● **TAREFA OBRIGATÓRIA**
Extraia todas as linhas dos dados abaixo e reproduza cada uma sem qualquer alteração.

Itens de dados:
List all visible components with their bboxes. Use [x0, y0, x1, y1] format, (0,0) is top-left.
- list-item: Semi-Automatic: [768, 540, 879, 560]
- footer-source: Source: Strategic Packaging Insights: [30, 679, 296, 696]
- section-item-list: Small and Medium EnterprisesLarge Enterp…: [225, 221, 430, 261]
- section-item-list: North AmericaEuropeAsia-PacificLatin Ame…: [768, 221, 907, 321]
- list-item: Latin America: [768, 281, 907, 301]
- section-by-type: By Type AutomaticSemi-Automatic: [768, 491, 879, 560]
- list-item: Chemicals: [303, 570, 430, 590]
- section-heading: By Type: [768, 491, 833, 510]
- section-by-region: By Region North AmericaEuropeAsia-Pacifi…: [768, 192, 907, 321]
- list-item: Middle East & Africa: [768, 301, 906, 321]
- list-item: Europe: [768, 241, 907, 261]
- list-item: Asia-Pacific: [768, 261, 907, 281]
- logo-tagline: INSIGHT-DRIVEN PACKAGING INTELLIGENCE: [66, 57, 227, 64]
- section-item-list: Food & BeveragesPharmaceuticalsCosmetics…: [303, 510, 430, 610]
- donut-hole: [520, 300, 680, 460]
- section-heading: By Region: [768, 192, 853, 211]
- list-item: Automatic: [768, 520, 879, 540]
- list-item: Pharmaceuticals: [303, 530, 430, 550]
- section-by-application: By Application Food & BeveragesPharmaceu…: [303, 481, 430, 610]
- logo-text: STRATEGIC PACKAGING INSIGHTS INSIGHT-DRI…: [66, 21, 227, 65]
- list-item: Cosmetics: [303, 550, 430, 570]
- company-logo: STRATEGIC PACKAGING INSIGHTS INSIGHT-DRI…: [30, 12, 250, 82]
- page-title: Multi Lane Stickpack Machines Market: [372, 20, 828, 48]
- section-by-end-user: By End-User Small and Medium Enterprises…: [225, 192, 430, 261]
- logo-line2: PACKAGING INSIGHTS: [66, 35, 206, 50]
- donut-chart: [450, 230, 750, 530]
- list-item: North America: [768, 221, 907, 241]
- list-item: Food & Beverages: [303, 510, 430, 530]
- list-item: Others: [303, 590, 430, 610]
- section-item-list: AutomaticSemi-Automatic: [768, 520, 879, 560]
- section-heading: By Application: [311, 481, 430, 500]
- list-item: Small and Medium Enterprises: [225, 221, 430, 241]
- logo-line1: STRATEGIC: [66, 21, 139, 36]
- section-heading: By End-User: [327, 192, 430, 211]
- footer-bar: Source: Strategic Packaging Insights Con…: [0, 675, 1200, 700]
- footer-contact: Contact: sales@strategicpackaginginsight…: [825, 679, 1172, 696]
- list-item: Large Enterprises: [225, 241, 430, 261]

● **RESPOSTA COMPLETA**
List all visible components with their bboxes. Use [x0, y0, x1, y1] format, (0,0) is top-left.
- list-item: Semi-Automatic: [768, 540, 879, 560]
- footer-source: Source: Strategic Packaging Insights: [30, 679, 296, 696]
- section-item-list: Small and Medium EnterprisesLarge Enterp…: [225, 221, 430, 261]
- section-item-list: North AmericaEuropeAsia-PacificLatin Ame…: [768, 221, 907, 321]
- list-item: Latin America: [768, 281, 907, 301]
- section-by-type: By Type AutomaticSemi-Automatic: [768, 491, 879, 560]
- list-item: Chemicals: [303, 570, 430, 590]
- section-heading: By Type: [768, 491, 833, 510]
- section-by-region: By Region North AmericaEuropeAsia-Pacifi…: [768, 192, 907, 321]
- list-item: Middle East & Africa: [768, 301, 906, 321]
- list-item: Europe: [768, 241, 907, 261]
- list-item: Asia-Pacific: [768, 261, 907, 281]
- logo-tagline: INSIGHT-DRIVEN PACKAGING INTELLIGENCE: [66, 57, 227, 64]
- section-item-list: Food & BeveragesPharmaceuticalsCosmetics…: [303, 510, 430, 610]
- donut-hole: [520, 300, 680, 460]
- section-heading: By Region: [768, 192, 853, 211]
- list-item: Automatic: [768, 520, 879, 540]
- list-item: Pharmaceuticals: [303, 530, 430, 550]
- section-by-application: By Application Food & BeveragesPharmaceu…: [303, 481, 430, 610]
- logo-text: STRATEGIC PACKAGING INSIGHTS INSIGHT-DRI…: [66, 21, 227, 65]
- list-item: Cosmetics: [303, 550, 430, 570]
- company-logo: STRATEGIC PACKAGING INSIGHTS INSIGHT-DRI…: [30, 12, 250, 82]
- page-title: Multi Lane Stickpack Machines Market: [372, 20, 828, 48]
- section-by-end-user: By End-User Small and Medium Enterprises…: [225, 192, 430, 261]
- logo-line2: PACKAGING INSIGHTS: [66, 35, 206, 50]
- donut-chart: [450, 230, 750, 530]
- list-item: North America: [768, 221, 907, 241]
- list-item: Food & Beverages: [303, 510, 430, 530]
- list-item: Others: [303, 590, 430, 610]
- section-item-list: AutomaticSemi-Automatic: [768, 520, 879, 560]
- section-heading: By Application: [311, 481, 430, 500]
- list-item: Small and Medium Enterprises: [225, 221, 430, 241]
- logo-line1: STRATEGIC: [66, 21, 139, 36]
- section-heading: By End-User: [327, 192, 430, 211]
- footer-bar: Source: Strategic Packaging Insights Con…: [0, 675, 1200, 700]
- footer-contact: Contact: sales@strategicpackaginginsight…: [825, 679, 1172, 696]
- list-item: Large Enterprises: [225, 241, 430, 261]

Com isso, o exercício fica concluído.